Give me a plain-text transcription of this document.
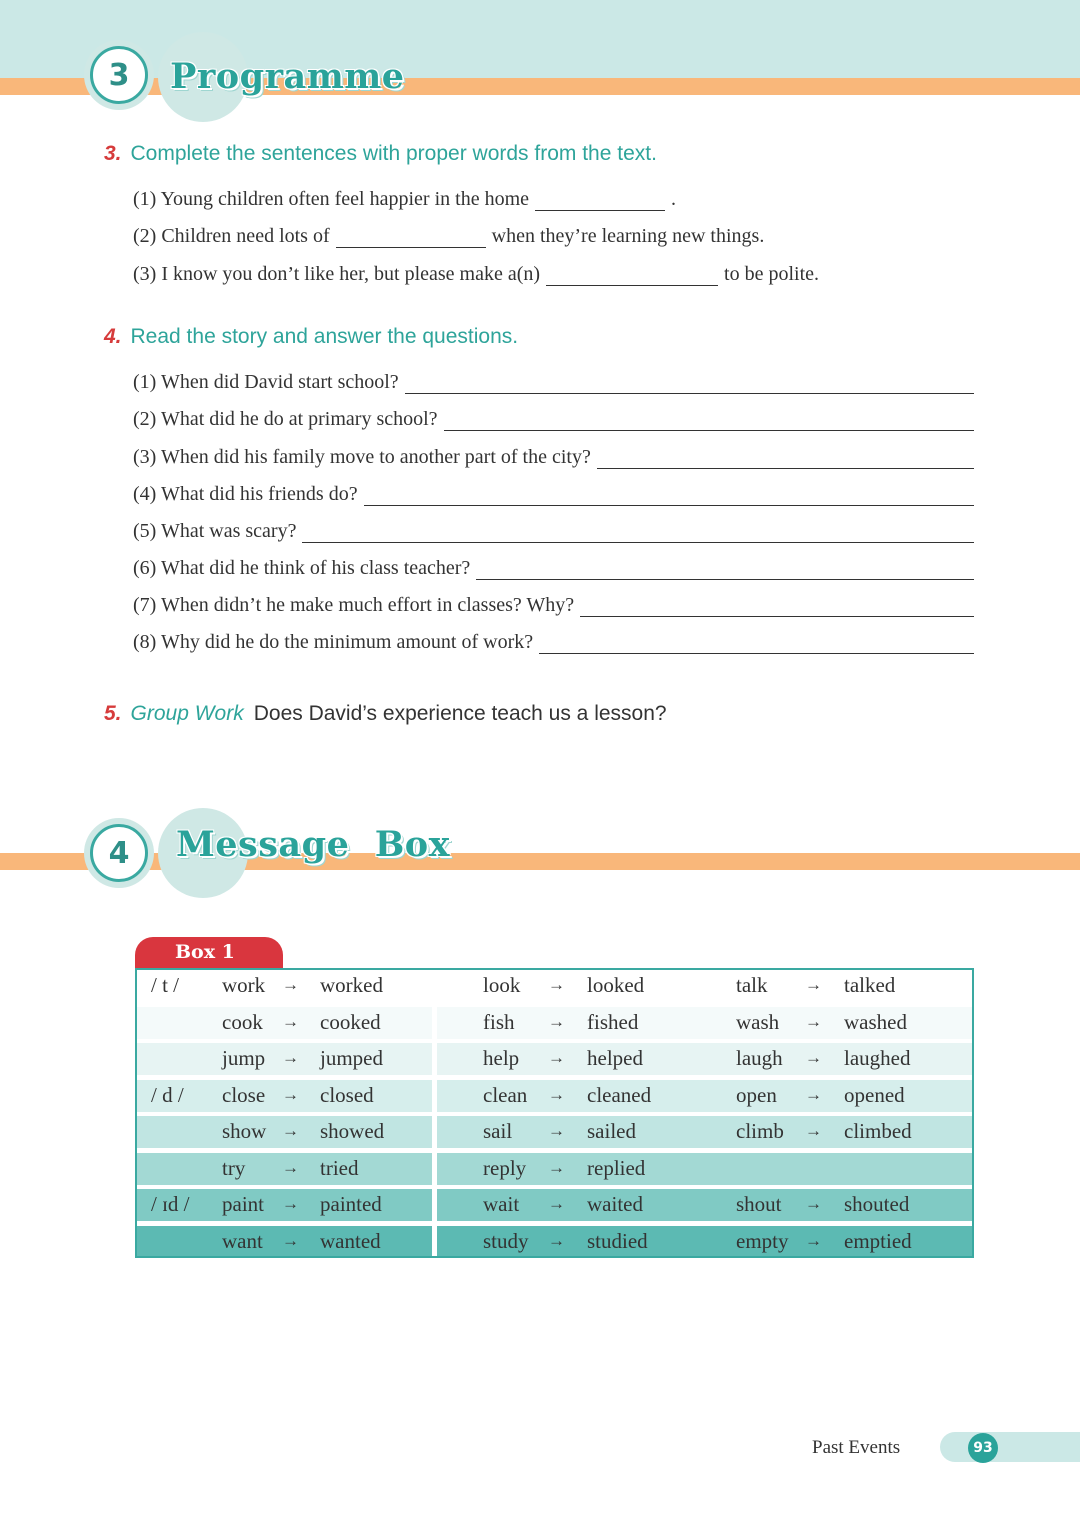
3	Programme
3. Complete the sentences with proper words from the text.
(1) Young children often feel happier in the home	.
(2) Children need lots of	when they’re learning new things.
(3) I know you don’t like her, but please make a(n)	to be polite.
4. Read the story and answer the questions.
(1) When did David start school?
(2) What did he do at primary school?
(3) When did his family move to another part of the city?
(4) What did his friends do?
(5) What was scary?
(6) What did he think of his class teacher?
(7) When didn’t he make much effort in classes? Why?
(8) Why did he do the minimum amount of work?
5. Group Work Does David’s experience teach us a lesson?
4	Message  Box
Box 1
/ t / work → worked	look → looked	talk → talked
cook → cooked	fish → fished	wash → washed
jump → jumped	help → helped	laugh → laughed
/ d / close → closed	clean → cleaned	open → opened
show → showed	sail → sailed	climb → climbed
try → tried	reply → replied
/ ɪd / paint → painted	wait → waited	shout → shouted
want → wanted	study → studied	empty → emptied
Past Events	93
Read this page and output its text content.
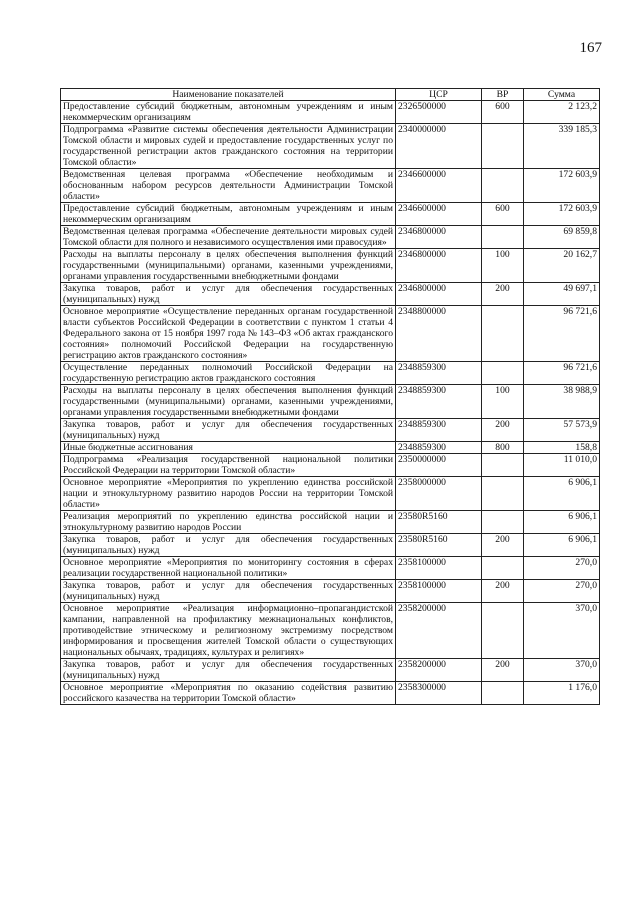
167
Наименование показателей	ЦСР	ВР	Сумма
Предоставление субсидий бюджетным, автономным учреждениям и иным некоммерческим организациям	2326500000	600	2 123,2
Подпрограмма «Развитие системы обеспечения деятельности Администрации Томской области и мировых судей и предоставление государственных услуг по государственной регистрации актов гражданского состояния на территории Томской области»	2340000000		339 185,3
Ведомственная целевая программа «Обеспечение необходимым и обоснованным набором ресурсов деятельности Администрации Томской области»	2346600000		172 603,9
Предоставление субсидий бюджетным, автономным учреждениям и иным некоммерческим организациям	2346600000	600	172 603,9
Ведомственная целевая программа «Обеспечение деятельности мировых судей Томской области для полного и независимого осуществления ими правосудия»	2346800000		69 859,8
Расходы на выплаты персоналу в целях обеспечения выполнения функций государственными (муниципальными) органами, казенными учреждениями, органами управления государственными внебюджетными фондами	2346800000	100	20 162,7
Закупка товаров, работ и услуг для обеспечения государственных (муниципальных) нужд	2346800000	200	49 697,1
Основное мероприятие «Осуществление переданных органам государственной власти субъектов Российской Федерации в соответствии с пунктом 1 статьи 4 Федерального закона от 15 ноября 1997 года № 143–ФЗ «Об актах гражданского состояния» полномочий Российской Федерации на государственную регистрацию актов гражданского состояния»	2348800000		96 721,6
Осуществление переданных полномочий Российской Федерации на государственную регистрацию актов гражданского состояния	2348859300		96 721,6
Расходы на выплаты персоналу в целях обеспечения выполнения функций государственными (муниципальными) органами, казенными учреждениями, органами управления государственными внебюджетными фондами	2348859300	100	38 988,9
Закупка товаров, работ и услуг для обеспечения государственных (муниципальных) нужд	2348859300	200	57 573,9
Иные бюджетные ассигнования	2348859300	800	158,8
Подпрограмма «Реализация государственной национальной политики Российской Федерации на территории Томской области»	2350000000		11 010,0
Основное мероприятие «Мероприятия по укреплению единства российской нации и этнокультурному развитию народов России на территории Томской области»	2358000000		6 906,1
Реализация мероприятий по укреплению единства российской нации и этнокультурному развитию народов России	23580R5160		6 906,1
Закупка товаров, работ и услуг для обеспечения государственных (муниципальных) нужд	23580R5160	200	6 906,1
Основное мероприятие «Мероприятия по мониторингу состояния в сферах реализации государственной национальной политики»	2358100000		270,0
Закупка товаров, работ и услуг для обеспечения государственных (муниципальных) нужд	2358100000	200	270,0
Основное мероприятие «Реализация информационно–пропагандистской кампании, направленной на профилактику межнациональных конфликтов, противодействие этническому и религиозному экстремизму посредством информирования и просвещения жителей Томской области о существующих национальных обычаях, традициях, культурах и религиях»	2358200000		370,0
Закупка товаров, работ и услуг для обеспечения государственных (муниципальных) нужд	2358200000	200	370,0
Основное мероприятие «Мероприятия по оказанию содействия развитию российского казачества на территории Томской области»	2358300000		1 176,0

--

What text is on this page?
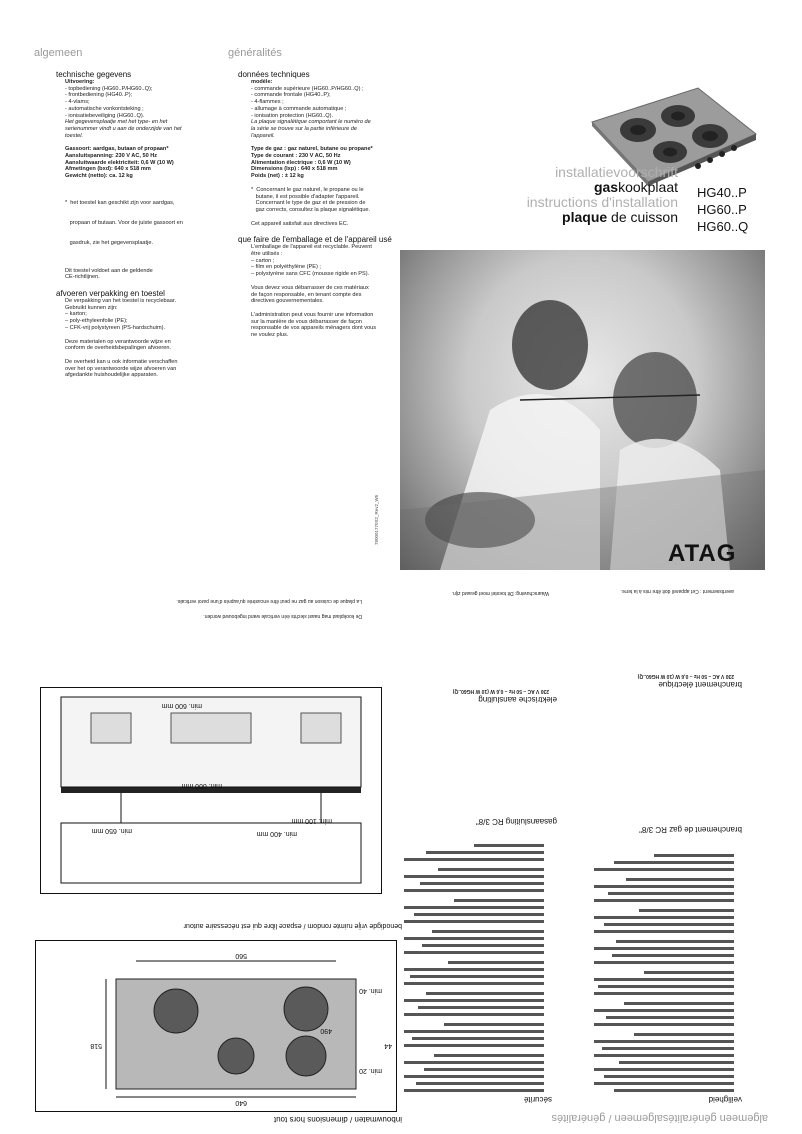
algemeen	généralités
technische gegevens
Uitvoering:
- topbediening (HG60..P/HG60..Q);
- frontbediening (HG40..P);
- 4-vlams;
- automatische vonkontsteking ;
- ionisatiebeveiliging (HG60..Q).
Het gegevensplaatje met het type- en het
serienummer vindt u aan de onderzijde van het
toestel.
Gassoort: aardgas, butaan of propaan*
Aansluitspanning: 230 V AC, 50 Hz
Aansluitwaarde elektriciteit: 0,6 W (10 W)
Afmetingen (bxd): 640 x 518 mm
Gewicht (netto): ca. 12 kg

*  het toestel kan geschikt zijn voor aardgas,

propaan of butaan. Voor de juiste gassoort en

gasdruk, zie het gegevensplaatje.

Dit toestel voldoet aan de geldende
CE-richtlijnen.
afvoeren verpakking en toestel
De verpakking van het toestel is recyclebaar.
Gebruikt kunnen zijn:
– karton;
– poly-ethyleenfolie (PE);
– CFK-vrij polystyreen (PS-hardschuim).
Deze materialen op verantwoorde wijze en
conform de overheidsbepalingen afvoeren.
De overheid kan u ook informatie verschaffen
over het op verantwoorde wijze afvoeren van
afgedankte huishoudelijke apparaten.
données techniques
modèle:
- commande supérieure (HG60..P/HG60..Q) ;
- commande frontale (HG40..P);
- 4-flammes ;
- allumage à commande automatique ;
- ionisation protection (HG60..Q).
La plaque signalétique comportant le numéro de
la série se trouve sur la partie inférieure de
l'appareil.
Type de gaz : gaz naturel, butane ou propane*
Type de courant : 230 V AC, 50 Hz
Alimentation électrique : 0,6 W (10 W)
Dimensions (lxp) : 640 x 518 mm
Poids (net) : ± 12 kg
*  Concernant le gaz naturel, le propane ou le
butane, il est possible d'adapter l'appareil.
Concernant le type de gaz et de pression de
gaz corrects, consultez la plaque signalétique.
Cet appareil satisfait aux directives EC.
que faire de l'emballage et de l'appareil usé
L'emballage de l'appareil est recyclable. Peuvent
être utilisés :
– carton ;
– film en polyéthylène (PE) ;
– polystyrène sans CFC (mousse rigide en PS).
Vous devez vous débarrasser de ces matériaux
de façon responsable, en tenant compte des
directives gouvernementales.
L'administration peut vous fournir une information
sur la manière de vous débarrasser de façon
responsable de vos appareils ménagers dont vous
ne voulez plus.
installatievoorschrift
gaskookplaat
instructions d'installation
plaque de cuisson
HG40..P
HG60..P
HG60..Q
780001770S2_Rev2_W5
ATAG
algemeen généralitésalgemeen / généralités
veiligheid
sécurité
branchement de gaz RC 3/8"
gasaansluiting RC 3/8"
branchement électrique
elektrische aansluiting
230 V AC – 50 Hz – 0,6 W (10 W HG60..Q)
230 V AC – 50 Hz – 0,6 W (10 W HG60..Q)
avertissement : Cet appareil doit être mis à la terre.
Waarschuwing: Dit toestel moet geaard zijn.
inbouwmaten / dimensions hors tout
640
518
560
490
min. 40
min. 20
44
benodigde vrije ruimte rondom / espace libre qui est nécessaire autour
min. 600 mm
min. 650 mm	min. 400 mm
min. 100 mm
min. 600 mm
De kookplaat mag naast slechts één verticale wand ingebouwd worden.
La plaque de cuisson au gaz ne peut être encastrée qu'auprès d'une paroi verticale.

...

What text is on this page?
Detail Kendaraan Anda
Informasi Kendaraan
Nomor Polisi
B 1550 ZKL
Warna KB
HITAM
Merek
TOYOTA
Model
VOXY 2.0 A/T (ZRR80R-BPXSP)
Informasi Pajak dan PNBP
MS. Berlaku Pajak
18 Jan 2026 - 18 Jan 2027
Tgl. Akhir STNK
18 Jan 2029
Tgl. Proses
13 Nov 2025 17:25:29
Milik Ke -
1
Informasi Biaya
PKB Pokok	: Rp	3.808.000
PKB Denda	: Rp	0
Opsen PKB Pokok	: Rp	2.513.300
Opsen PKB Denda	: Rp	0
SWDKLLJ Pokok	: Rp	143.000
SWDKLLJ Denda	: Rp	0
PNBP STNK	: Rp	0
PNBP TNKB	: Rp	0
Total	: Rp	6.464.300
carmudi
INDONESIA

Short task
Work out how many lines in the entries hold the string "façon". Your answer should consist solely of that number.

In response
2